--- start of Information supplied ---

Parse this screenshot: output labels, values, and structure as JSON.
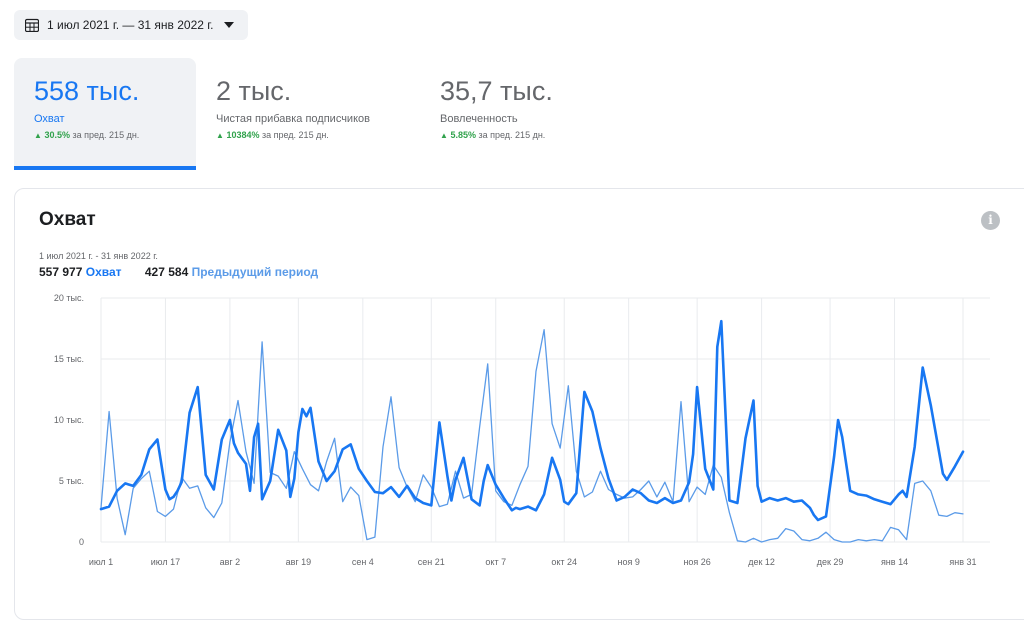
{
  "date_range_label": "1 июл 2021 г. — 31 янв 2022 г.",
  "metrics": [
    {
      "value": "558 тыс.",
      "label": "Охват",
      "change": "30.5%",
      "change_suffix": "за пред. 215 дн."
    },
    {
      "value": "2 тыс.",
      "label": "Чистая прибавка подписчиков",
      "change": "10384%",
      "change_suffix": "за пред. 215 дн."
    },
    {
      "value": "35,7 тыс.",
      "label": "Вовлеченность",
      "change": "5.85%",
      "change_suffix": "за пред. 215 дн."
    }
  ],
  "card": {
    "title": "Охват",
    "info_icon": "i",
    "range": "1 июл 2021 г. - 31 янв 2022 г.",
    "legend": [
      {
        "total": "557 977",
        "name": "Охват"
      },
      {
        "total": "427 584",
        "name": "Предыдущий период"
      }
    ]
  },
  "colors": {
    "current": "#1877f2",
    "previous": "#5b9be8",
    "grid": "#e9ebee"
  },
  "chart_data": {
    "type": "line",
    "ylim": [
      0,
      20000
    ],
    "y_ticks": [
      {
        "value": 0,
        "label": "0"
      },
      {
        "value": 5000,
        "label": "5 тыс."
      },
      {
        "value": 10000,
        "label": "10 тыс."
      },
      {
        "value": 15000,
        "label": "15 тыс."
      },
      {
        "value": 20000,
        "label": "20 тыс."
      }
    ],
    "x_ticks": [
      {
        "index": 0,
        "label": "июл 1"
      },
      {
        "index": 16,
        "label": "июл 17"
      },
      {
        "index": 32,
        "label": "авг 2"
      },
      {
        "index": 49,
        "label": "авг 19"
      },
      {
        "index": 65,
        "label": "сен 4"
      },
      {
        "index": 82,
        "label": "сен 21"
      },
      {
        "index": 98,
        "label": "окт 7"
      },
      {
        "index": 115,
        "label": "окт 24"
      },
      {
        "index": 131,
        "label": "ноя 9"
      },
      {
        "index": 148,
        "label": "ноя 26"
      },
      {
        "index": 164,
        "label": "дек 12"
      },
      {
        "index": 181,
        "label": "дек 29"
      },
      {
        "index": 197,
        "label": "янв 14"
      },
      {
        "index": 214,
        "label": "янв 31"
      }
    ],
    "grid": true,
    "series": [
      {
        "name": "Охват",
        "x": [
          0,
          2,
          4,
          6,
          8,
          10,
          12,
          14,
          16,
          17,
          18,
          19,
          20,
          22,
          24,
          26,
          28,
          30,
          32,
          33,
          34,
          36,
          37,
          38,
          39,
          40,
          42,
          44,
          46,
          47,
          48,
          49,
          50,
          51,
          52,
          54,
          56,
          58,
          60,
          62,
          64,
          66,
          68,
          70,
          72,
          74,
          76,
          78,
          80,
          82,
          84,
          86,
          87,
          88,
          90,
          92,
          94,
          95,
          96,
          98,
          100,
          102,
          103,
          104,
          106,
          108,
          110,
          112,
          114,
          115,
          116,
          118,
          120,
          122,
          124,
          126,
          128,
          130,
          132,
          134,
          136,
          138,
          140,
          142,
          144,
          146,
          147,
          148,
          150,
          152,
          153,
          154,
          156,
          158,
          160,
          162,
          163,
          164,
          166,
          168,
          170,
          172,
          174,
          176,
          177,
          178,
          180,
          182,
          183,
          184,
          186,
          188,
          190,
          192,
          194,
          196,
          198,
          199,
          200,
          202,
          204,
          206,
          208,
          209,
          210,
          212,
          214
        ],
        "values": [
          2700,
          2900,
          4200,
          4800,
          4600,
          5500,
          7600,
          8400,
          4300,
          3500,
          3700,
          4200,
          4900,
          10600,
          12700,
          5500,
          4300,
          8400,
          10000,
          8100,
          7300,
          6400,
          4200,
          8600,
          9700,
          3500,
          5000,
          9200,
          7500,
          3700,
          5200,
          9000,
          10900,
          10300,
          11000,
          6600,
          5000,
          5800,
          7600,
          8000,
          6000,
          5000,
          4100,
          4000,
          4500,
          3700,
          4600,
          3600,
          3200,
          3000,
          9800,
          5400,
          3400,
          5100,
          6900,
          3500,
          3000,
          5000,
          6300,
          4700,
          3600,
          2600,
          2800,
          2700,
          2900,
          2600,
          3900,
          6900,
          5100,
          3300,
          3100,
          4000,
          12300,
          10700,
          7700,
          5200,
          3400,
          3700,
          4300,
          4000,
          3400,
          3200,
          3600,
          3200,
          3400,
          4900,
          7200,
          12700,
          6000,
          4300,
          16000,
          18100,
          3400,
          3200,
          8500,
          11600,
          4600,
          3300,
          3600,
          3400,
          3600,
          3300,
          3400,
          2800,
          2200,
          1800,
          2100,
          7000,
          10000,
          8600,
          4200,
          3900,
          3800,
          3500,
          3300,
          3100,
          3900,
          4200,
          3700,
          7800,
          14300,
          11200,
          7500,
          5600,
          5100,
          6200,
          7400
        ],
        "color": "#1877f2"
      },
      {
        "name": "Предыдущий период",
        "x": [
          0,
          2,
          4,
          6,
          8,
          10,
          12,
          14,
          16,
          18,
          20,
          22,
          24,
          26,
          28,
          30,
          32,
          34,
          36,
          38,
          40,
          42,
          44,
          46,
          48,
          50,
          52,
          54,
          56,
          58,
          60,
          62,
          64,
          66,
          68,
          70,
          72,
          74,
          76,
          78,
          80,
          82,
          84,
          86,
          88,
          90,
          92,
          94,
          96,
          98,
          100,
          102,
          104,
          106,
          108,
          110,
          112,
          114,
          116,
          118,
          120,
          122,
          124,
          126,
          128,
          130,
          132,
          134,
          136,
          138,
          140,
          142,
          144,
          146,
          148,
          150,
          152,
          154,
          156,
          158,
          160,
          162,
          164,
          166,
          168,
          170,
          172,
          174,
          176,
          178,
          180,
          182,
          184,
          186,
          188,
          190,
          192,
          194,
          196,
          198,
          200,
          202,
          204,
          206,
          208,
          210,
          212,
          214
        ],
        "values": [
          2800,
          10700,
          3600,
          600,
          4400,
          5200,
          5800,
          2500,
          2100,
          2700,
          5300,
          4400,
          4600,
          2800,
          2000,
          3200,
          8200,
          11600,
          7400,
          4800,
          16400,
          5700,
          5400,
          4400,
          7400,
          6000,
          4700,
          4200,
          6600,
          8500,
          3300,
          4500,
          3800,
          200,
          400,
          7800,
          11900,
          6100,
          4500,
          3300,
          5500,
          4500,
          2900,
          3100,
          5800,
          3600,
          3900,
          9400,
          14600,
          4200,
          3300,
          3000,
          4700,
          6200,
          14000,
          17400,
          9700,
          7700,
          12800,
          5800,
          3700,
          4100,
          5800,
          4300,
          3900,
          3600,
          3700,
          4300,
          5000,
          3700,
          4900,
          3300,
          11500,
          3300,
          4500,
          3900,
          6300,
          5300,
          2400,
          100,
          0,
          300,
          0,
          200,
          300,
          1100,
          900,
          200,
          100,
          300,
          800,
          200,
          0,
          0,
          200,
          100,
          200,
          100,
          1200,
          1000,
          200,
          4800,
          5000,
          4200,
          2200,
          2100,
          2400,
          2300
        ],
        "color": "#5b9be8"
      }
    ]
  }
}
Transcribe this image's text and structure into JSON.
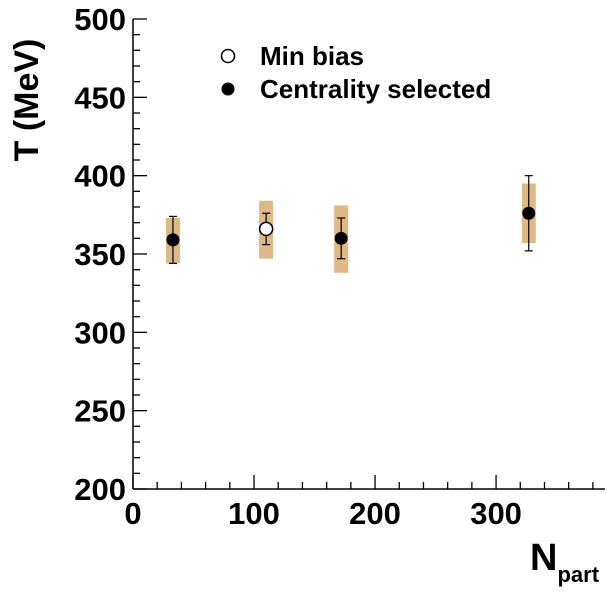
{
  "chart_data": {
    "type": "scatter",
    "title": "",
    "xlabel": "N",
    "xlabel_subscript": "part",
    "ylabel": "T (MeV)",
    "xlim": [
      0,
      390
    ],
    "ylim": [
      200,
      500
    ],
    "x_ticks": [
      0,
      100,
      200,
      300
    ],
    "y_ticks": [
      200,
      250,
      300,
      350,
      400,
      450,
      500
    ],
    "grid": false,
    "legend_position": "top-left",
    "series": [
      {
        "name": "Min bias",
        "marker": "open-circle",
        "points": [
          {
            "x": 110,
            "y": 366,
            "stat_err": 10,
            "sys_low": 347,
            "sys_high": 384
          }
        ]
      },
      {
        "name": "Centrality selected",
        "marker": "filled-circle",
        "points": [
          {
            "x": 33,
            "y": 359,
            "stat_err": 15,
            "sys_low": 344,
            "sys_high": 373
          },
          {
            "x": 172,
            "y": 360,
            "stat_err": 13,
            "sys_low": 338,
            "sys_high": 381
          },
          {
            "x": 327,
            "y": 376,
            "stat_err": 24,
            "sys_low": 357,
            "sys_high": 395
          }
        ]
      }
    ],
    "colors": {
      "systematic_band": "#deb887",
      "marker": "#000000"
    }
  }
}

--- end of Information supplied ---

## Goal:
Please retype the lines from the one that contains "Transcribe this image's" to the final line of the records, both included, exactly as written and without any pictures.

## Solution to this exercise:
Transcribe this image's text and structure into JSON.
{
  "chart_data": {
    "type": "scatter",
    "title": "",
    "xlabel": "N",
    "xlabel_subscript": "part",
    "ylabel": "T (MeV)",
    "xlim": [
      0,
      390
    ],
    "ylim": [
      200,
      500
    ],
    "x_ticks": [
      0,
      100,
      200,
      300
    ],
    "y_ticks": [
      200,
      250,
      300,
      350,
      400,
      450,
      500
    ],
    "grid": false,
    "legend_position": "top-left",
    "series": [
      {
        "name": "Min bias",
        "marker": "open-circle",
        "points": [
          {
            "x": 110,
            "y": 366,
            "stat_err": 10,
            "sys_low": 347,
            "sys_high": 384
          }
        ]
      },
      {
        "name": "Centrality selected",
        "marker": "filled-circle",
        "points": [
          {
            "x": 33,
            "y": 359,
            "stat_err": 15,
            "sys_low": 344,
            "sys_high": 373
          },
          {
            "x": 172,
            "y": 360,
            "stat_err": 13,
            "sys_low": 338,
            "sys_high": 381
          },
          {
            "x": 327,
            "y": 376,
            "stat_err": 24,
            "sys_low": 357,
            "sys_high": 395
          }
        ]
      }
    ],
    "colors": {
      "systematic_band": "#deb887",
      "marker": "#000000"
    }
  }
}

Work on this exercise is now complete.